Written task: Identify every line containing the word "image" and reproduce each one.

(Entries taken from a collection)
BEGIN

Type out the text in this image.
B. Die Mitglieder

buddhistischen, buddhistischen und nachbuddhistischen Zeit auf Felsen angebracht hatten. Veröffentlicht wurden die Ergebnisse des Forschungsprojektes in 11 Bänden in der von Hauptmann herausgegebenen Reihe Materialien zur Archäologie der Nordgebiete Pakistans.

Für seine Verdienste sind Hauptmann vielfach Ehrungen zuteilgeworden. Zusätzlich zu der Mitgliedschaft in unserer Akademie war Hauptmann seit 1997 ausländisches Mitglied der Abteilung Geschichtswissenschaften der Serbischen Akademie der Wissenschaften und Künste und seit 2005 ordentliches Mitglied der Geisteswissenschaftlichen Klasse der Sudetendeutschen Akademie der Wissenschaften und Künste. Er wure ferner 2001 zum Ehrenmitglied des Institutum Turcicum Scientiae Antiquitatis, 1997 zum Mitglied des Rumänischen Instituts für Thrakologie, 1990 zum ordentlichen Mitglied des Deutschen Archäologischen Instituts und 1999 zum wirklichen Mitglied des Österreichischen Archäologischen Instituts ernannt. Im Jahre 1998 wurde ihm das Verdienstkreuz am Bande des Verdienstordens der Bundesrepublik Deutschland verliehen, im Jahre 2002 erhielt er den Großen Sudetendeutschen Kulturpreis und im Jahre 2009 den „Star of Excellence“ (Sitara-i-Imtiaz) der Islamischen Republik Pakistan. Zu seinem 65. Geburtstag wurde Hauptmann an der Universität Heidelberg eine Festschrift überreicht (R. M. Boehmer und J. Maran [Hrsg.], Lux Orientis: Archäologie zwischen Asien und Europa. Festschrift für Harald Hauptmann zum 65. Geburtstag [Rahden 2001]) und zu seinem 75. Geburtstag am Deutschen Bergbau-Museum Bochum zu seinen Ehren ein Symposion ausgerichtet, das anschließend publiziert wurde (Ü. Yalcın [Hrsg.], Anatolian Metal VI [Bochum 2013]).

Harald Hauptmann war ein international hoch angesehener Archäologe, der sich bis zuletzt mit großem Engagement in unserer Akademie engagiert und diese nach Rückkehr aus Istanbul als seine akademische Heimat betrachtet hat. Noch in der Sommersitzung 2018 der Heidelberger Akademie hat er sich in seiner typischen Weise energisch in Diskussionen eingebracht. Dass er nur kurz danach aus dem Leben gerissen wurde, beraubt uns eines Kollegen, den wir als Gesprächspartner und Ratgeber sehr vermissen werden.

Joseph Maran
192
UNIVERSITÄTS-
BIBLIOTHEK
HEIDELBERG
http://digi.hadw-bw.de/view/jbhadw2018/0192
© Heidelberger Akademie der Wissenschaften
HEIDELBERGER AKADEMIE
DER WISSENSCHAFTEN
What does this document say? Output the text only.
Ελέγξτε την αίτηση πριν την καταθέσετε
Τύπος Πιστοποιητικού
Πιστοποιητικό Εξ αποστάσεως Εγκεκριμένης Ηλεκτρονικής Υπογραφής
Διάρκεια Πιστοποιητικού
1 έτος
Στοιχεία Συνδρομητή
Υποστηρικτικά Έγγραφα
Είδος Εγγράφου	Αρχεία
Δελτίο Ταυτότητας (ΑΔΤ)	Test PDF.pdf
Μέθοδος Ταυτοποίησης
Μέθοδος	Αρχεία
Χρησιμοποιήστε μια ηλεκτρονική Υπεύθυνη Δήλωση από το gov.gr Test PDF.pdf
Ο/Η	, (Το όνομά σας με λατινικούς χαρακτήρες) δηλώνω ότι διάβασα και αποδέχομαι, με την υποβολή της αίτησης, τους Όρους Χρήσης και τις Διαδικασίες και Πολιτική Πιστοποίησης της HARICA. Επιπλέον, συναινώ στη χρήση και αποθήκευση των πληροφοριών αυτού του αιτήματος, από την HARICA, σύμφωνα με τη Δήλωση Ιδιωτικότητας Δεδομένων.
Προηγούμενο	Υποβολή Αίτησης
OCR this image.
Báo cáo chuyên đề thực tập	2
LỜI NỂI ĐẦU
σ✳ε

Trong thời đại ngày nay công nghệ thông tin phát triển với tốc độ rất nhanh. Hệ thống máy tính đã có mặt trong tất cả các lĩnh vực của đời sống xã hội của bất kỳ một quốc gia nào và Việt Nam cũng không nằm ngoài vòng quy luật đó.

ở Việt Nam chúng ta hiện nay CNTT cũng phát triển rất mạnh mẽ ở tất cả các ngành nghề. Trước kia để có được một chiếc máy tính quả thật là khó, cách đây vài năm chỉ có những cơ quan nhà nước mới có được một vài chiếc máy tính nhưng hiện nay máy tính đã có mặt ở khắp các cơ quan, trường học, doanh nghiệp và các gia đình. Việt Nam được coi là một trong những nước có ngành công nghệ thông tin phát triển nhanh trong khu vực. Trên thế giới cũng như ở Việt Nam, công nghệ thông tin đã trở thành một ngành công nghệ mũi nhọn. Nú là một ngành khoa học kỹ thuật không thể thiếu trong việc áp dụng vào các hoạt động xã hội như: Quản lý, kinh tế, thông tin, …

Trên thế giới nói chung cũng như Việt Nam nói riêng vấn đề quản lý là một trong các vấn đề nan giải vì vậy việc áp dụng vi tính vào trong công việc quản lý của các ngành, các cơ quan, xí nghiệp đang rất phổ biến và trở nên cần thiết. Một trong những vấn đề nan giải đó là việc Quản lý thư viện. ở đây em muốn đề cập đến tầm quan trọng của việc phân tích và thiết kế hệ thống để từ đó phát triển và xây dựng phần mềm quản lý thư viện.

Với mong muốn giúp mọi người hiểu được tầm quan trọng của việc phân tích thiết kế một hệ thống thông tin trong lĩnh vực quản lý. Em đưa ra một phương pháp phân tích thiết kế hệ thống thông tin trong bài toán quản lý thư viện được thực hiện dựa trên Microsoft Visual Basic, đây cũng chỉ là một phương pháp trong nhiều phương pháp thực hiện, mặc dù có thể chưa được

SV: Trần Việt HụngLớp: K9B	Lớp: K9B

END

Written answer:
Type out the text in this image.
OCR this image.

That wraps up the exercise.